What is needed |
Please repeat all of the lines that follow, exactly as written.

Records |
START
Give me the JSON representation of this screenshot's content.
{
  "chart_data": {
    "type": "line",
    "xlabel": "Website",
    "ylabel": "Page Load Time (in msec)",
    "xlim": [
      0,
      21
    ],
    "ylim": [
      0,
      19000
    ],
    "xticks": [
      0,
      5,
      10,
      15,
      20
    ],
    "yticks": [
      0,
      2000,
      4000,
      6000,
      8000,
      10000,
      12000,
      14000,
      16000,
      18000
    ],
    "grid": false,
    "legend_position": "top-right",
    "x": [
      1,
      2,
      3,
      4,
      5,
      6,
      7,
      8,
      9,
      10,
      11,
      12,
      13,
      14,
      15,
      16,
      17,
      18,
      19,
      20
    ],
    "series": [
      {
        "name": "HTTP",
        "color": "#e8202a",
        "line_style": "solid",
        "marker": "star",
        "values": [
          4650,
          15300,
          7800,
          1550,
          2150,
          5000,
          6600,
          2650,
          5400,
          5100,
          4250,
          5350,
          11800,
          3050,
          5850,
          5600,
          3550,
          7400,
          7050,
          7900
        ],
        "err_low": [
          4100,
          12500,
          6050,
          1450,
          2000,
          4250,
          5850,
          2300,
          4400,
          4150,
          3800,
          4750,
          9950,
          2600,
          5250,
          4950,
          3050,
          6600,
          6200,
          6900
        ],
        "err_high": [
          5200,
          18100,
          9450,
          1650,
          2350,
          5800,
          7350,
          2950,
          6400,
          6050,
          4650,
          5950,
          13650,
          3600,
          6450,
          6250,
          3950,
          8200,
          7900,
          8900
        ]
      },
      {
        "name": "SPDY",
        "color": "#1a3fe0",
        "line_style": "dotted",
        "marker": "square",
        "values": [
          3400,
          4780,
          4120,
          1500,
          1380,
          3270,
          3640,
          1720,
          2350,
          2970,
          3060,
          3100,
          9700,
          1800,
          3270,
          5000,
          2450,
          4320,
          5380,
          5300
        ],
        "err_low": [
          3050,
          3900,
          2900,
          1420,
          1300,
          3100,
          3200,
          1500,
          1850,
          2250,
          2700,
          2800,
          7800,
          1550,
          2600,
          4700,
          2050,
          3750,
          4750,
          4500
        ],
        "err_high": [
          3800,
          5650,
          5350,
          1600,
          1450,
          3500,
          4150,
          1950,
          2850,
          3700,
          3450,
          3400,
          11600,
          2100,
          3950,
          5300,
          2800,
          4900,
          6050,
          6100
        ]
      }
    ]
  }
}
END
Output of the exercise |
Give me the JSON representation of this screenshot's content.
{
  "chart_data": {
    "type": "line",
    "xlabel": "Website",
    "ylabel": "Page Load Time (in msec)",
    "xlim": [
      0,
      21
    ],
    "ylim": [
      0,
      19000
    ],
    "xticks": [
      0,
      5,
      10,
      15,
      20
    ],
    "yticks": [
      0,
      2000,
      4000,
      6000,
      8000,
      10000,
      12000,
      14000,
      16000,
      18000
    ],
    "grid": false,
    "legend_position": "top-right",
    "x": [
      1,
      2,
      3,
      4,
      5,
      6,
      7,
      8,
      9,
      10,
      11,
      12,
      13,
      14,
      15,
      16,
      17,
      18,
      19,
      20
    ],
    "series": [
      {
        "name": "HTTP",
        "color": "#e8202a",
        "line_style": "solid",
        "marker": "star",
        "values": [
          4650,
          15300,
          7800,
          1550,
          2150,
          5000,
          6600,
          2650,
          5400,
          5100,
          4250,
          5350,
          11800,
          3050,
          5850,
          5600,
          3550,
          7400,
          7050,
          7900
        ],
        "err_low": [
          4100,
          12500,
          6050,
          1450,
          2000,
          4250,
          5850,
          2300,
          4400,
          4150,
          3800,
          4750,
          9950,
          2600,
          5250,
          4950,
          3050,
          6600,
          6200,
          6900
        ],
        "err_high": [
          5200,
          18100,
          9450,
          1650,
          2350,
          5800,
          7350,
          2950,
          6400,
          6050,
          4650,
          5950,
          13650,
          3600,
          6450,
          6250,
          3950,
          8200,
          7900,
          8900
        ]
      },
      {
        "name": "SPDY",
        "color": "#1a3fe0",
        "line_style": "dotted",
        "marker": "square",
        "values": [
          3400,
          4780,
          4120,
          1500,
          1380,
          3270,
          3640,
          1720,
          2350,
          2970,
          3060,
          3100,
          9700,
          1800,
          3270,
          5000,
          2450,
          4320,
          5380,
          5300
        ],
        "err_low": [
          3050,
          3900,
          2900,
          1420,
          1300,
          3100,
          3200,
          1500,
          1850,
          2250,
          2700,
          2800,
          7800,
          1550,
          2600,
          4700,
          2050,
          3750,
          4750,
          4500
        ],
        "err_high": [
          3800,
          5650,
          5350,
          1600,
          1450,
          3500,
          4150,
          1950,
          2850,
          3700,
          3450,
          3400,
          11600,
          2100,
          3950,
          5300,
          2800,
          4900,
          6050,
          6100
        ]
      }
    ]
  }
}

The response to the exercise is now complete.